Find each line in the records below that contains the string "frame", and copy those lines.

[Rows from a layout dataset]
···
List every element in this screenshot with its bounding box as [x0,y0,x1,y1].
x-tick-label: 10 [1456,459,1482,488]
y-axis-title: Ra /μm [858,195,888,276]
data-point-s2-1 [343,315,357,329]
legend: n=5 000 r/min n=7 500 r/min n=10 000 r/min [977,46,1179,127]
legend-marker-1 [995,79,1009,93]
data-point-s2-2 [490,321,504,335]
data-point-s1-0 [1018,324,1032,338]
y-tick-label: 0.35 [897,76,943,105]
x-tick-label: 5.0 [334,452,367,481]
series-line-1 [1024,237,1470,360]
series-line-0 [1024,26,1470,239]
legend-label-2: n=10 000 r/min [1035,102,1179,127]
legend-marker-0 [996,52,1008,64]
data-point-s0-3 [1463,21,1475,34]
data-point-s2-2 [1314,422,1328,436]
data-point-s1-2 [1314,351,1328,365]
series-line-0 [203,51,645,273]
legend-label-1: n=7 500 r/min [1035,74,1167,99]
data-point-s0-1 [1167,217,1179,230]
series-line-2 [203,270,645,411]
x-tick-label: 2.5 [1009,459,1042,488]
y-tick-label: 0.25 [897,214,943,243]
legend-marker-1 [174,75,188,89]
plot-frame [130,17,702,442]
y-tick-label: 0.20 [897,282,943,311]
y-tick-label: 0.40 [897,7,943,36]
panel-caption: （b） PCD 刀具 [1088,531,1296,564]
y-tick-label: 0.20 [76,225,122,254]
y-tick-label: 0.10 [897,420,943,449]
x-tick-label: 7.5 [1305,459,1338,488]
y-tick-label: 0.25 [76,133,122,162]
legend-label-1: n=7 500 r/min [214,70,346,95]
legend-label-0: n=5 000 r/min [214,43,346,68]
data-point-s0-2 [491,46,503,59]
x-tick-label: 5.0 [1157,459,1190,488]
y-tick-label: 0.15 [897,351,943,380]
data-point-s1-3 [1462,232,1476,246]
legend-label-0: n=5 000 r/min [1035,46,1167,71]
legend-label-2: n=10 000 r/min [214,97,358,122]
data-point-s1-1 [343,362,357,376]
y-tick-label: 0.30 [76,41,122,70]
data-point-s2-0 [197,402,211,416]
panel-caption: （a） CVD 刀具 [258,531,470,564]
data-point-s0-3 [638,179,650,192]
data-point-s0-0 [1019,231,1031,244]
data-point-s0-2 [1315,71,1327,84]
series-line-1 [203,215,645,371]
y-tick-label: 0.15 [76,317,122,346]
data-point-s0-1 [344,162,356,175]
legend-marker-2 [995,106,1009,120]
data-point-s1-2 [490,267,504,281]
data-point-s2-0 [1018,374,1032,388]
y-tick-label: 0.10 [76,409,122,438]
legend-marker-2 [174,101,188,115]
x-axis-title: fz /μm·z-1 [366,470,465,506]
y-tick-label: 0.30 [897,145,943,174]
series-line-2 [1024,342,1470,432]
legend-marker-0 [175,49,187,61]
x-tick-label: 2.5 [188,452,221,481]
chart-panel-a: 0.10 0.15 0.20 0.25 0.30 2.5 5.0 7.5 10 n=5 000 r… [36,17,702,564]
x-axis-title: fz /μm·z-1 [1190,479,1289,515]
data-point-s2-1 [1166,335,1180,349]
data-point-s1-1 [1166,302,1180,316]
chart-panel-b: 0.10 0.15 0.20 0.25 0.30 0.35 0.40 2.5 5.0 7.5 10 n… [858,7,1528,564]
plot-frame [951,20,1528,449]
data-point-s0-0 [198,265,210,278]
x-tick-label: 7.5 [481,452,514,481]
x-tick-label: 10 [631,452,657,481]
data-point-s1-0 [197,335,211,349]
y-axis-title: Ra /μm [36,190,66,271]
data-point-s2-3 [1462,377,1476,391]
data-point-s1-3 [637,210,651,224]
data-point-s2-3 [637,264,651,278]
···
▸ The response:
plot-frame [130,17,702,442]
plot-frame [951,20,1528,449]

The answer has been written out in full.